Your instructions:
Set the following entries down again exactly, line by line.

Source data:
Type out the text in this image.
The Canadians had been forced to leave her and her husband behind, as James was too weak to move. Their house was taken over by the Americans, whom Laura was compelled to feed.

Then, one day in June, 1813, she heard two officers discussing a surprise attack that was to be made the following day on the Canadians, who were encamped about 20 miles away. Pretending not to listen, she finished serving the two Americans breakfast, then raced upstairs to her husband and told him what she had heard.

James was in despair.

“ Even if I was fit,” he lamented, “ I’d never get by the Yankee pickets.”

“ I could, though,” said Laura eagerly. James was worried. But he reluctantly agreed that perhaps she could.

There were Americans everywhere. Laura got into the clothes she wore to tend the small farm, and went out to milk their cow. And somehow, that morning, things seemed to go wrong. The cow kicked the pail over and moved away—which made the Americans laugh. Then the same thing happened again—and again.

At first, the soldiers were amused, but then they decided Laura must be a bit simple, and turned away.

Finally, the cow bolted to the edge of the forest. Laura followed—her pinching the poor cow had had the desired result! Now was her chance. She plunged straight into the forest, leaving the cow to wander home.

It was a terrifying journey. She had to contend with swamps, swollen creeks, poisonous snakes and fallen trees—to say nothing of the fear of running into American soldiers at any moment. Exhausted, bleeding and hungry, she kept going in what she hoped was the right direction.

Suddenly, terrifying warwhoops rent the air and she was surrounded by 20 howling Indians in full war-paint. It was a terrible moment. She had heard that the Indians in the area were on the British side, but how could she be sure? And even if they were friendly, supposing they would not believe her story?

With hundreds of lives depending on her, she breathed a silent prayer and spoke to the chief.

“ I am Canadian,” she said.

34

The response:
Type out the text in this image.
The Canadians had been forced to leave her and her husband behind, as James was too weak to move. Their house was taken over by the Americans, whom Laura was compelled to feed.

Then, one day in June, 1813, she heard two officers discussing a surprise attack that was to be made the following day on the Canadians, who were encamped about 20 miles away. Pretending not to listen, she finished serving the two Americans breakfast, then raced upstairs to her husband and told him what she had heard.

James was in despair.

“ Even if I was fit,” he lamented, “ I’d never get by the Yankee pickets.”

“ I could, though,” said Laura eagerly. James was worried. But he reluctantly agreed that perhaps she could.

There were Americans everywhere. Laura got into the clothes she wore to tend the small farm, and went out to milk their cow. And somehow, that morning, things seemed to go wrong. The cow kicked the pail over and moved away—which made the Americans laugh. Then the same thing happened again—and again.

At first, the soldiers were amused, but then they decided Laura must be a bit simple, and turned away.

Finally, the cow bolted to the edge of the forest. Laura followed—her pinching the poor cow had had the desired result! Now was her chance. She plunged straight into the forest, leaving the cow to wander home.

It was a terrifying journey. She had to contend with swamps, swollen creeks, poisonous snakes and fallen trees—to say nothing of the fear of running into American soldiers at any moment. Exhausted, bleeding and hungry, she kept going in what she hoped was the right direction.

Suddenly, terrifying warwhoops rent the air and she was surrounded by 20 howling Indians in full war-paint. It was a terrible moment. She had heard that the Indians in the area were on the British side, but how could she be sure? And even if they were friendly, supposing they would not believe her story?

With hundreds of lives depending on her, she breathed a silent prayer and spoke to the chief.

“ I am Canadian,” she said.

34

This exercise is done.